## GOAL OF THE EXERCISE
Repeat each entry word for word. Leave any images out of the copy.

++++

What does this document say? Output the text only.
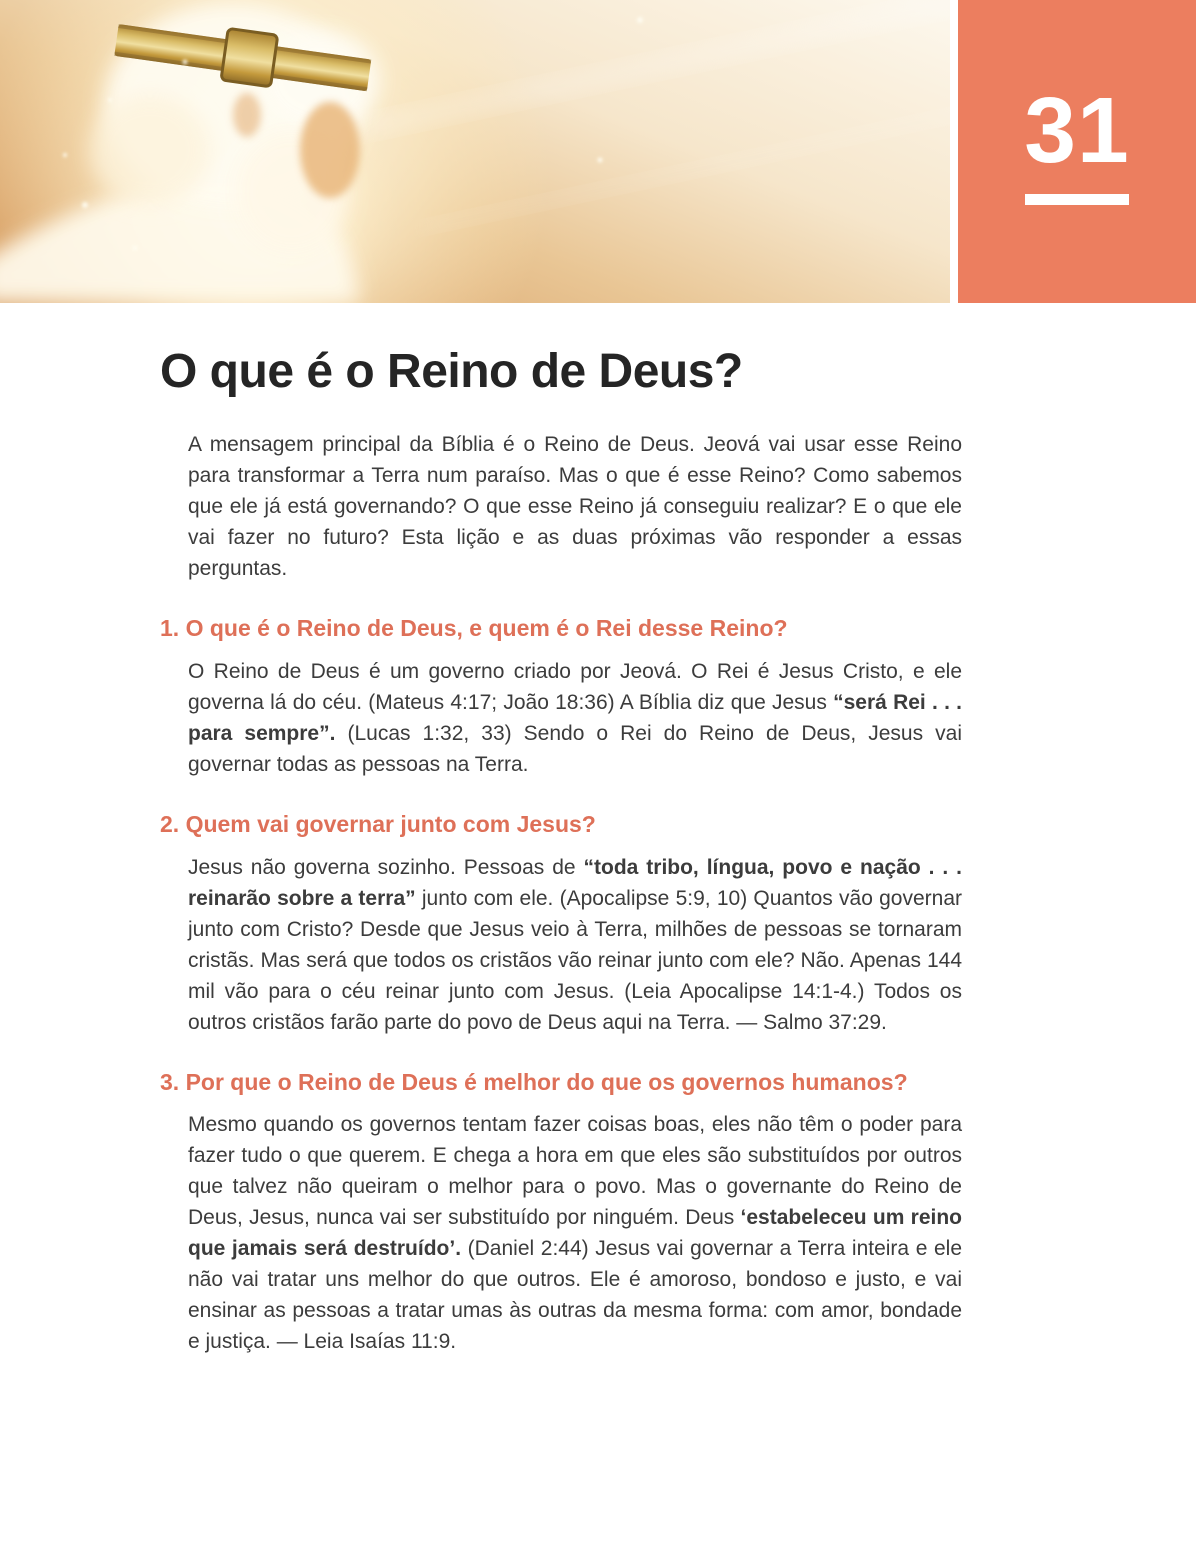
31
O que é o Reino de Deus?

A mensagem principal da Bíblia é o Reino de Deus. Jeová vai usar esse Reino para transformar a Terra num paraíso. Mas o que é esse Reino? Como sabemos que ele já está governando? O que esse Reino já conseguiu realizar? E o que ele vai fazer no futuro? Esta lição e as duas próximas vão responder a essas perguntas.

1. O que é o Reino de Deus, e quem é o Rei desse Reino?

O Reino de Deus é um governo criado por Jeová. O Rei é Jesus Cristo, e ele governa lá do céu. (Mateus 4:17; João 18:36) A Bíblia diz que Jesus “será Rei . . . para sempre”. (Lucas 1:32, 33) Sendo o Rei do Reino de Deus, Jesus vai governar todas as pessoas na Terra.

2. Quem vai governar junto com Jesus?

Jesus não governa sozinho. Pessoas de “toda tribo, língua, povo e nação . . . reinarão sobre a terra” junto com ele. (Apocalipse 5:9, 10) Quantos vão governar junto com Cristo? Desde que Jesus veio à Terra, milhões de pessoas se tornaram cristãs. Mas será que todos os cristãos vão reinar junto com ele? Não. Apenas 144 mil vão para o céu reinar junto com Jesus. (Leia Apocalipse 14:1-4.) Todos os outros cristãos farão parte do povo de Deus aqui na Terra. — Salmo 37:29.

3. Por que o Reino de Deus é melhor do que os governos humanos?

Mesmo quando os governos tentam fazer coisas boas, eles não têm o poder para fazer tudo o que querem. E chega a hora em que eles são substituídos por outros que talvez não queiram o melhor para o povo. Mas o governante do Reino de Deus, Jesus, nunca vai ser substituído por ninguém. Deus ‘estabeleceu um reino que jamais será destruído’. (Daniel 2:44) Jesus vai governar a Terra inteira e ele não vai tratar uns melhor do que outros. Ele é amoroso, bondoso e justo, e vai ensinar as pessoas a tratar umas às outras da mesma forma: com amor, bondade e justiça. — Leia Isaías 11:9.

++++

## WRITTEN REPLY
What does this document say? Output the text only.
31
O que é o Reino de Deus?

A mensagem principal da Bíblia é o Reino de Deus. Jeová vai usar esse Reino para transformar a Terra num paraíso. Mas o que é esse Reino? Como sabemos que ele já está governando? O que esse Reino já conseguiu realizar? E o que ele vai fazer no futuro? Esta lição e as duas próximas vão responder a essas perguntas.

1. O que é o Reino de Deus, e quem é o Rei desse Reino?

O Reino de Deus é um governo criado por Jeová. O Rei é Jesus Cristo, e ele governa lá do céu. (Mateus 4:17; João 18:36) A Bíblia diz que Jesus “será Rei . . . para sempre”. (Lucas 1:32, 33) Sendo o Rei do Reino de Deus, Jesus vai governar todas as pessoas na Terra.

2. Quem vai governar junto com Jesus?

Jesus não governa sozinho. Pessoas de “toda tribo, língua, povo e nação . . . reinarão sobre a terra” junto com ele. (Apocalipse 5:9, 10) Quantos vão governar junto com Cristo? Desde que Jesus veio à Terra, milhões de pessoas se tornaram cristãs. Mas será que todos os cristãos vão reinar junto com ele? Não. Apenas 144 mil vão para o céu reinar junto com Jesus. (Leia Apocalipse 14:1-4.) Todos os outros cristãos farão parte do povo de Deus aqui na Terra. — Salmo 37:29.

3. Por que o Reino de Deus é melhor do que os governos humanos?

Mesmo quando os governos tentam fazer coisas boas, eles não têm o poder para fazer tudo o que querem. E chega a hora em que eles são substituídos por outros que talvez não queiram o melhor para o povo. Mas o governante do Reino de Deus, Jesus, nunca vai ser substituído por ninguém. Deus ‘estabeleceu um reino que jamais será destruído’. (Daniel 2:44) Jesus vai governar a Terra inteira e ele não vai tratar uns melhor do que outros. Ele é amoroso, bondoso e justo, e vai ensinar as pessoas a tratar umas às outras da mesma forma: com amor, bondade e justiça. — Leia Isaías 11:9.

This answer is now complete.